*Your objective:*
Below is a listing to transcribe in full and exactly; keep the pictures out.

*Extracted material:*
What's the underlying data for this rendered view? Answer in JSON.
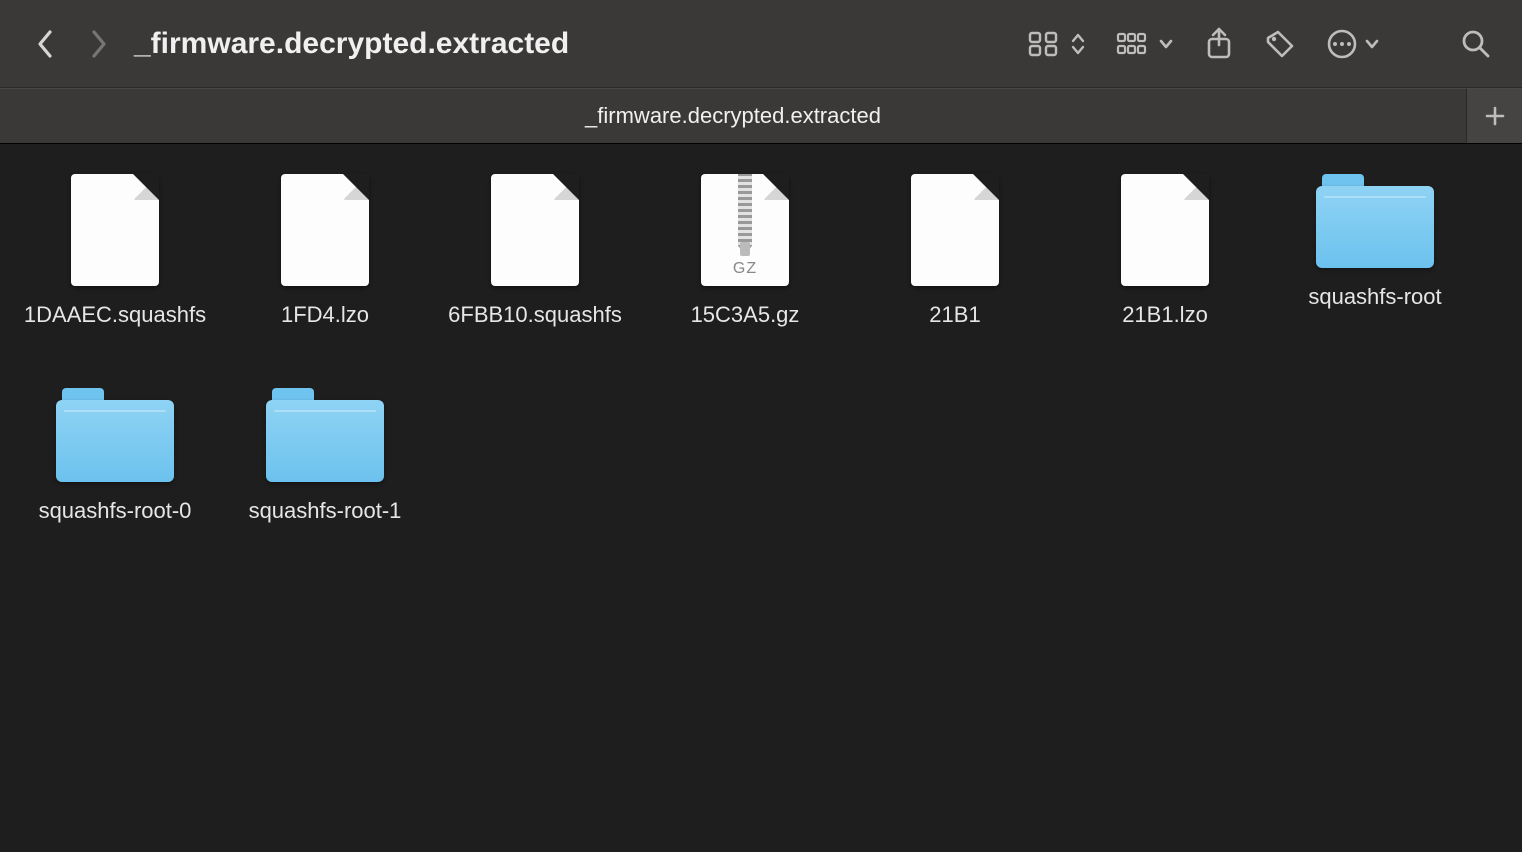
{
  "window": {
    "title": "_firmware.decrypted.extracted",
    "tab_title": "_firmware.decrypted.extracted"
  },
  "items": [
    {
      "name": "1DAAEC.squashfs",
      "kind": "file"
    },
    {
      "name": "1FD4.lzo",
      "kind": "file"
    },
    {
      "name": "6FBB10.squashfs",
      "kind": "file"
    },
    {
      "name": "15C3A5.gz",
      "kind": "gz",
      "badge": "GZ"
    },
    {
      "name": "21B1",
      "kind": "file"
    },
    {
      "name": "21B1.lzo",
      "kind": "file"
    },
    {
      "name": "squashfs-root",
      "kind": "folder"
    },
    {
      "name": "squashfs-root-0",
      "kind": "folder"
    },
    {
      "name": "squashfs-root-1",
      "kind": "folder"
    }
  ]
}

*The reply:*
What's the underlying data for this rendered view? Answer in JSON.
{
  "window": {
    "title": "_firmware.decrypted.extracted",
    "tab_title": "_firmware.decrypted.extracted"
  },
  "items": [
    {
      "name": "1DAAEC.squashfs",
      "kind": "file"
    },
    {
      "name": "1FD4.lzo",
      "kind": "file"
    },
    {
      "name": "6FBB10.squashfs",
      "kind": "file"
    },
    {
      "name": "15C3A5.gz",
      "kind": "gz",
      "badge": "GZ"
    },
    {
      "name": "21B1",
      "kind": "file"
    },
    {
      "name": "21B1.lzo",
      "kind": "file"
    },
    {
      "name": "squashfs-root",
      "kind": "folder"
    },
    {
      "name": "squashfs-root-0",
      "kind": "folder"
    },
    {
      "name": "squashfs-root-1",
      "kind": "folder"
    }
  ]
}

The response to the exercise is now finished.